## begin DATASET ROWS

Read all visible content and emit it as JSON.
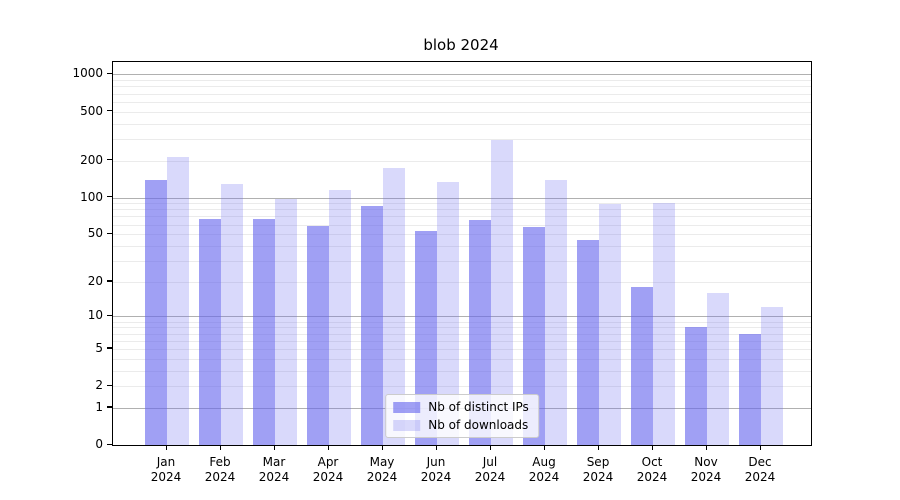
{
  "chart_data": {
    "type": "bar",
    "title": "blob 2024",
    "scale": "log1p (pixel position proportional to log10(value+1), symlog-like with 0 at baseline)",
    "categories": [
      "Jan 2024",
      "Feb 2024",
      "Mar 2024",
      "Apr 2024",
      "May 2024",
      "Jun 2024",
      "Jul 2024",
      "Aug 2024",
      "Sep 2024",
      "Oct 2024",
      "Nov 2024",
      "Dec 2024"
    ],
    "series": [
      {
        "name": "Nb of distinct IPs",
        "color": "rgba(102,102,238,0.62)",
        "values": [
          140,
          67,
          67,
          58,
          85,
          53,
          66,
          57,
          45,
          18,
          8,
          7
        ]
      },
      {
        "name": "Nb of downloads",
        "color": "rgba(102,102,238,0.25)",
        "values": [
          215,
          130,
          97,
          115,
          175,
          133,
          295,
          138,
          89,
          91,
          16,
          12
        ]
      }
    ],
    "yticks": [
      0,
      1,
      2,
      5,
      10,
      20,
      50,
      100,
      200,
      500,
      1000
    ],
    "ylim": [
      0,
      1200
    ],
    "xlabel": "",
    "ylabel": "",
    "grid": "horizontal; dark gray major gridlines at 1, 10, 100, 1000; light minor gridlines at 2-9, 20-90, 200-900",
    "legend_position": "lower center inside plot"
  },
  "colors": {
    "bar_base": "#6666ee",
    "bar_dark_rendered": "#a0a0f0",
    "bar_light_rendered": "#d9d9f8",
    "grid_major": "#b0b0b0",
    "grid_minor": "#ebebeb",
    "spine": "#000000",
    "background": "#ffffff",
    "legend_border": "#cccccc"
  }
}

## end DATASET ROWS

[EXERCISE BRIEF]
Output each line exactly; omit every picture.

[TASK RESULT]
Read all visible content and emit it as JSON.
{
  "chart_data": {
    "type": "bar",
    "title": "blob 2024",
    "scale": "log1p (pixel position proportional to log10(value+1), symlog-like with 0 at baseline)",
    "categories": [
      "Jan 2024",
      "Feb 2024",
      "Mar 2024",
      "Apr 2024",
      "May 2024",
      "Jun 2024",
      "Jul 2024",
      "Aug 2024",
      "Sep 2024",
      "Oct 2024",
      "Nov 2024",
      "Dec 2024"
    ],
    "series": [
      {
        "name": "Nb of distinct IPs",
        "color": "rgba(102,102,238,0.62)",
        "values": [
          140,
          67,
          67,
          58,
          85,
          53,
          66,
          57,
          45,
          18,
          8,
          7
        ]
      },
      {
        "name": "Nb of downloads",
        "color": "rgba(102,102,238,0.25)",
        "values": [
          215,
          130,
          97,
          115,
          175,
          133,
          295,
          138,
          89,
          91,
          16,
          12
        ]
      }
    ],
    "yticks": [
      0,
      1,
      2,
      5,
      10,
      20,
      50,
      100,
      200,
      500,
      1000
    ],
    "ylim": [
      0,
      1200
    ],
    "xlabel": "",
    "ylabel": "",
    "grid": "horizontal; dark gray major gridlines at 1, 10, 100, 1000; light minor gridlines at 2-9, 20-90, 200-900",
    "legend_position": "lower center inside plot"
  },
  "colors": {
    "bar_base": "#6666ee",
    "bar_dark_rendered": "#a0a0f0",
    "bar_light_rendered": "#d9d9f8",
    "grid_major": "#b0b0b0",
    "grid_minor": "#ebebeb",
    "spine": "#000000",
    "background": "#ffffff",
    "legend_border": "#cccccc"
  }
}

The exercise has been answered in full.